• [How to complete this task]:
Whatever the lines below say, output them exactly.

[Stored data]
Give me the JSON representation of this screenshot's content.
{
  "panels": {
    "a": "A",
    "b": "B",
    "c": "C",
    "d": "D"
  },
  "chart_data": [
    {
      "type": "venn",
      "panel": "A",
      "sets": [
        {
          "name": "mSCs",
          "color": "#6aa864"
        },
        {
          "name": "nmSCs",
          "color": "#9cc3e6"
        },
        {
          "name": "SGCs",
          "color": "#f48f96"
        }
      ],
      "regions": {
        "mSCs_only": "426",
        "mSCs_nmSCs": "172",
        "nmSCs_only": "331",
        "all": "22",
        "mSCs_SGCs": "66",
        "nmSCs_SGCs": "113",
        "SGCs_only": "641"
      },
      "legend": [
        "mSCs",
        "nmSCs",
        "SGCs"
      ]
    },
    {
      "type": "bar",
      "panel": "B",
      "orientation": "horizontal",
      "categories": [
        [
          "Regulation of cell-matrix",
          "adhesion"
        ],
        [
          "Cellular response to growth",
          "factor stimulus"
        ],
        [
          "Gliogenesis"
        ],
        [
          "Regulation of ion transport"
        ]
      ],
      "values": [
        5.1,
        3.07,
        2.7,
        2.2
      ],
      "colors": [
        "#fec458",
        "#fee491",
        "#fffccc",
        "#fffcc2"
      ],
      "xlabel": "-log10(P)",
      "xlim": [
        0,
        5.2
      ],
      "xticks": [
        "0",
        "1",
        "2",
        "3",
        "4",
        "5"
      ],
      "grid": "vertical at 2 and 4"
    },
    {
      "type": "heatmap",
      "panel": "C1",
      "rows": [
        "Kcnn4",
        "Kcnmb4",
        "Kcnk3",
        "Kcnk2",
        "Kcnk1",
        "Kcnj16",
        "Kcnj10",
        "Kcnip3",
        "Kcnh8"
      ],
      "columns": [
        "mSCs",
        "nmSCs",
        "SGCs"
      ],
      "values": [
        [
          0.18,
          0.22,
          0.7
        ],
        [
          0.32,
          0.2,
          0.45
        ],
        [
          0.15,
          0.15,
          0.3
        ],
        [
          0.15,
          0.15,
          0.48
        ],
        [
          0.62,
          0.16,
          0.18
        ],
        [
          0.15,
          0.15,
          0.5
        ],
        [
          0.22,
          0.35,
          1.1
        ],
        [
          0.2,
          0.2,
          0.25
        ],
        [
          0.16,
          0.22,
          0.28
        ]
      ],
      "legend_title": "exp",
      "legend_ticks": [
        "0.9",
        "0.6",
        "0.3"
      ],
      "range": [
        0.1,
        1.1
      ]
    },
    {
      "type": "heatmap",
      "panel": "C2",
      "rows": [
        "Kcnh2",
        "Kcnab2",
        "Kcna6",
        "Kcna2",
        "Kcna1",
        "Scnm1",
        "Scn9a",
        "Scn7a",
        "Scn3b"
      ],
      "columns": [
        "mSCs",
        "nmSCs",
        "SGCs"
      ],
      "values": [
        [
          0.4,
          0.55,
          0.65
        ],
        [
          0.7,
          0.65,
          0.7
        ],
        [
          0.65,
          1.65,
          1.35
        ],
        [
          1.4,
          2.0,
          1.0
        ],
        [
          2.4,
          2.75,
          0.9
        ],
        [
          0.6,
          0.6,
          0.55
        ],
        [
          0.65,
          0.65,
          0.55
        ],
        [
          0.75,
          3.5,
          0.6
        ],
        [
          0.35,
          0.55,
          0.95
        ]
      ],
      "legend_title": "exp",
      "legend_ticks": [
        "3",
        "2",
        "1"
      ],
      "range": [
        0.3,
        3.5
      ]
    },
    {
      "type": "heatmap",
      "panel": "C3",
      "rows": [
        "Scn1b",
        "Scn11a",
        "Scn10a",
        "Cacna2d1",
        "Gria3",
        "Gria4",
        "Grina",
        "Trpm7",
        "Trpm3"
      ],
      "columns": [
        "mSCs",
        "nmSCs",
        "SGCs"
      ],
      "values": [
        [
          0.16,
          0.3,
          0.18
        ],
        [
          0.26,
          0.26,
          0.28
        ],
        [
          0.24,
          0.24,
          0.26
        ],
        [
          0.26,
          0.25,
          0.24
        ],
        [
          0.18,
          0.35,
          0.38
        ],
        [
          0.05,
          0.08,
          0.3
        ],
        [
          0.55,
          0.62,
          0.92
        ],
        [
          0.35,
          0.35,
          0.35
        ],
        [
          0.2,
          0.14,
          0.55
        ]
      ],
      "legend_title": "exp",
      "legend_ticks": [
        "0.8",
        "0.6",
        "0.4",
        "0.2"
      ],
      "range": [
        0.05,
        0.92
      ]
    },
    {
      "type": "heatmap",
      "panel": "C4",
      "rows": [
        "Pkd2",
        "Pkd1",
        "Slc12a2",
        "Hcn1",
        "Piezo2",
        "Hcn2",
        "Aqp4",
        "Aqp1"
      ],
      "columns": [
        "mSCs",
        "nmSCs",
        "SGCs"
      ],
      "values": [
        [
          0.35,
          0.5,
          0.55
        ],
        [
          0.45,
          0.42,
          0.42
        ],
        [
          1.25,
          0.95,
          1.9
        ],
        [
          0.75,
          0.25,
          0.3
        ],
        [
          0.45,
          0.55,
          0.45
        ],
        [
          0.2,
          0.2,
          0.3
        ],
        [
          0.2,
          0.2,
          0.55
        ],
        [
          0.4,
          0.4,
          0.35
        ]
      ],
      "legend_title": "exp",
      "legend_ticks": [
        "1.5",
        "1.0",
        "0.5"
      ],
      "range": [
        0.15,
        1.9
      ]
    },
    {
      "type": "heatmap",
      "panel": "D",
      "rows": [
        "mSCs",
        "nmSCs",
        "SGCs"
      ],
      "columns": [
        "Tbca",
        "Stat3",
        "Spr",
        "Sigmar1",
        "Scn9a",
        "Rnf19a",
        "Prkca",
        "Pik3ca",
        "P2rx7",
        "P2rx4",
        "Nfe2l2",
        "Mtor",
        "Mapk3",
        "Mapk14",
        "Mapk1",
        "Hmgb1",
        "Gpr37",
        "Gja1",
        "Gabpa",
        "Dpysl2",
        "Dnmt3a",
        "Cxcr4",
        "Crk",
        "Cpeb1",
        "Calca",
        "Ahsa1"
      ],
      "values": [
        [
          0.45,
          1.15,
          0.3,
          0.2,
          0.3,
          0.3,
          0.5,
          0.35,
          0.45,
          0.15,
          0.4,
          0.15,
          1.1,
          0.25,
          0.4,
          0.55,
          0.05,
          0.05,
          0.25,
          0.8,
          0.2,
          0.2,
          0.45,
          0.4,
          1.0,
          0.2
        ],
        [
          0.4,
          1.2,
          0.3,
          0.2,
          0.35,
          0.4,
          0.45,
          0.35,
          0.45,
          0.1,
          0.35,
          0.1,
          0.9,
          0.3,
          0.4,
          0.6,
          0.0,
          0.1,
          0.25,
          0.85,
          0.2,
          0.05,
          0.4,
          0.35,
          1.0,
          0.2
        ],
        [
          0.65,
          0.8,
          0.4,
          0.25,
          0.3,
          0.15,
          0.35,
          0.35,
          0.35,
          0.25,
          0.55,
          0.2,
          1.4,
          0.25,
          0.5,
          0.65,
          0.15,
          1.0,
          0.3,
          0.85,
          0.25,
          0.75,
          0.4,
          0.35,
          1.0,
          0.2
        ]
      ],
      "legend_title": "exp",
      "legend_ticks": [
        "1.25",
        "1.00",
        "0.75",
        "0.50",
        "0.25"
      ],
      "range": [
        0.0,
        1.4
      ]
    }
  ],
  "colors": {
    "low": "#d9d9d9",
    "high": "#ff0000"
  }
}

• [Solution]:
Give me the JSON representation of this screenshot's content.
{
  "panels": {
    "a": "A",
    "b": "B",
    "c": "C",
    "d": "D"
  },
  "chart_data": [
    {
      "type": "venn",
      "panel": "A",
      "sets": [
        {
          "name": "mSCs",
          "color": "#6aa864"
        },
        {
          "name": "nmSCs",
          "color": "#9cc3e6"
        },
        {
          "name": "SGCs",
          "color": "#f48f96"
        }
      ],
      "regions": {
        "mSCs_only": "426",
        "mSCs_nmSCs": "172",
        "nmSCs_only": "331",
        "all": "22",
        "mSCs_SGCs": "66",
        "nmSCs_SGCs": "113",
        "SGCs_only": "641"
      },
      "legend": [
        "mSCs",
        "nmSCs",
        "SGCs"
      ]
    },
    {
      "type": "bar",
      "panel": "B",
      "orientation": "horizontal",
      "categories": [
        [
          "Regulation of cell-matrix",
          "adhesion"
        ],
        [
          "Cellular response to growth",
          "factor stimulus"
        ],
        [
          "Gliogenesis"
        ],
        [
          "Regulation of ion transport"
        ]
      ],
      "values": [
        5.1,
        3.07,
        2.7,
        2.2
      ],
      "colors": [
        "#fec458",
        "#fee491",
        "#fffccc",
        "#fffcc2"
      ],
      "xlabel": "-log10(P)",
      "xlim": [
        0,
        5.2
      ],
      "xticks": [
        "0",
        "1",
        "2",
        "3",
        "4",
        "5"
      ],
      "grid": "vertical at 2 and 4"
    },
    {
      "type": "heatmap",
      "panel": "C1",
      "rows": [
        "Kcnn4",
        "Kcnmb4",
        "Kcnk3",
        "Kcnk2",
        "Kcnk1",
        "Kcnj16",
        "Kcnj10",
        "Kcnip3",
        "Kcnh8"
      ],
      "columns": [
        "mSCs",
        "nmSCs",
        "SGCs"
      ],
      "values": [
        [
          0.18,
          0.22,
          0.7
        ],
        [
          0.32,
          0.2,
          0.45
        ],
        [
          0.15,
          0.15,
          0.3
        ],
        [
          0.15,
          0.15,
          0.48
        ],
        [
          0.62,
          0.16,
          0.18
        ],
        [
          0.15,
          0.15,
          0.5
        ],
        [
          0.22,
          0.35,
          1.1
        ],
        [
          0.2,
          0.2,
          0.25
        ],
        [
          0.16,
          0.22,
          0.28
        ]
      ],
      "legend_title": "exp",
      "legend_ticks": [
        "0.9",
        "0.6",
        "0.3"
      ],
      "range": [
        0.1,
        1.1
      ]
    },
    {
      "type": "heatmap",
      "panel": "C2",
      "rows": [
        "Kcnh2",
        "Kcnab2",
        "Kcna6",
        "Kcna2",
        "Kcna1",
        "Scnm1",
        "Scn9a",
        "Scn7a",
        "Scn3b"
      ],
      "columns": [
        "mSCs",
        "nmSCs",
        "SGCs"
      ],
      "values": [
        [
          0.4,
          0.55,
          0.65
        ],
        [
          0.7,
          0.65,
          0.7
        ],
        [
          0.65,
          1.65,
          1.35
        ],
        [
          1.4,
          2.0,
          1.0
        ],
        [
          2.4,
          2.75,
          0.9
        ],
        [
          0.6,
          0.6,
          0.55
        ],
        [
          0.65,
          0.65,
          0.55
        ],
        [
          0.75,
          3.5,
          0.6
        ],
        [
          0.35,
          0.55,
          0.95
        ]
      ],
      "legend_title": "exp",
      "legend_ticks": [
        "3",
        "2",
        "1"
      ],
      "range": [
        0.3,
        3.5
      ]
    },
    {
      "type": "heatmap",
      "panel": "C3",
      "rows": [
        "Scn1b",
        "Scn11a",
        "Scn10a",
        "Cacna2d1",
        "Gria3",
        "Gria4",
        "Grina",
        "Trpm7",
        "Trpm3"
      ],
      "columns": [
        "mSCs",
        "nmSCs",
        "SGCs"
      ],
      "values": [
        [
          0.16,
          0.3,
          0.18
        ],
        [
          0.26,
          0.26,
          0.28
        ],
        [
          0.24,
          0.24,
          0.26
        ],
        [
          0.26,
          0.25,
          0.24
        ],
        [
          0.18,
          0.35,
          0.38
        ],
        [
          0.05,
          0.08,
          0.3
        ],
        [
          0.55,
          0.62,
          0.92
        ],
        [
          0.35,
          0.35,
          0.35
        ],
        [
          0.2,
          0.14,
          0.55
        ]
      ],
      "legend_title": "exp",
      "legend_ticks": [
        "0.8",
        "0.6",
        "0.4",
        "0.2"
      ],
      "range": [
        0.05,
        0.92
      ]
    },
    {
      "type": "heatmap",
      "panel": "C4",
      "rows": [
        "Pkd2",
        "Pkd1",
        "Slc12a2",
        "Hcn1",
        "Piezo2",
        "Hcn2",
        "Aqp4",
        "Aqp1"
      ],
      "columns": [
        "mSCs",
        "nmSCs",
        "SGCs"
      ],
      "values": [
        [
          0.35,
          0.5,
          0.55
        ],
        [
          0.45,
          0.42,
          0.42
        ],
        [
          1.25,
          0.95,
          1.9
        ],
        [
          0.75,
          0.25,
          0.3
        ],
        [
          0.45,
          0.55,
          0.45
        ],
        [
          0.2,
          0.2,
          0.3
        ],
        [
          0.2,
          0.2,
          0.55
        ],
        [
          0.4,
          0.4,
          0.35
        ]
      ],
      "legend_title": "exp",
      "legend_ticks": [
        "1.5",
        "1.0",
        "0.5"
      ],
      "range": [
        0.15,
        1.9
      ]
    },
    {
      "type": "heatmap",
      "panel": "D",
      "rows": [
        "mSCs",
        "nmSCs",
        "SGCs"
      ],
      "columns": [
        "Tbca",
        "Stat3",
        "Spr",
        "Sigmar1",
        "Scn9a",
        "Rnf19a",
        "Prkca",
        "Pik3ca",
        "P2rx7",
        "P2rx4",
        "Nfe2l2",
        "Mtor",
        "Mapk3",
        "Mapk14",
        "Mapk1",
        "Hmgb1",
        "Gpr37",
        "Gja1",
        "Gabpa",
        "Dpysl2",
        "Dnmt3a",
        "Cxcr4",
        "Crk",
        "Cpeb1",
        "Calca",
        "Ahsa1"
      ],
      "values": [
        [
          0.45,
          1.15,
          0.3,
          0.2,
          0.3,
          0.3,
          0.5,
          0.35,
          0.45,
          0.15,
          0.4,
          0.15,
          1.1,
          0.25,
          0.4,
          0.55,
          0.05,
          0.05,
          0.25,
          0.8,
          0.2,
          0.2,
          0.45,
          0.4,
          1.0,
          0.2
        ],
        [
          0.4,
          1.2,
          0.3,
          0.2,
          0.35,
          0.4,
          0.45,
          0.35,
          0.45,
          0.1,
          0.35,
          0.1,
          0.9,
          0.3,
          0.4,
          0.6,
          0.0,
          0.1,
          0.25,
          0.85,
          0.2,
          0.05,
          0.4,
          0.35,
          1.0,
          0.2
        ],
        [
          0.65,
          0.8,
          0.4,
          0.25,
          0.3,
          0.15,
          0.35,
          0.35,
          0.35,
          0.25,
          0.55,
          0.2,
          1.4,
          0.25,
          0.5,
          0.65,
          0.15,
          1.0,
          0.3,
          0.85,
          0.25,
          0.75,
          0.4,
          0.35,
          1.0,
          0.2
        ]
      ],
      "legend_title": "exp",
      "legend_ticks": [
        "1.25",
        "1.00",
        "0.75",
        "0.50",
        "0.25"
      ],
      "range": [
        0.0,
        1.4
      ]
    }
  ],
  "colors": {
    "low": "#d9d9d9",
    "high": "#ff0000"
  }
}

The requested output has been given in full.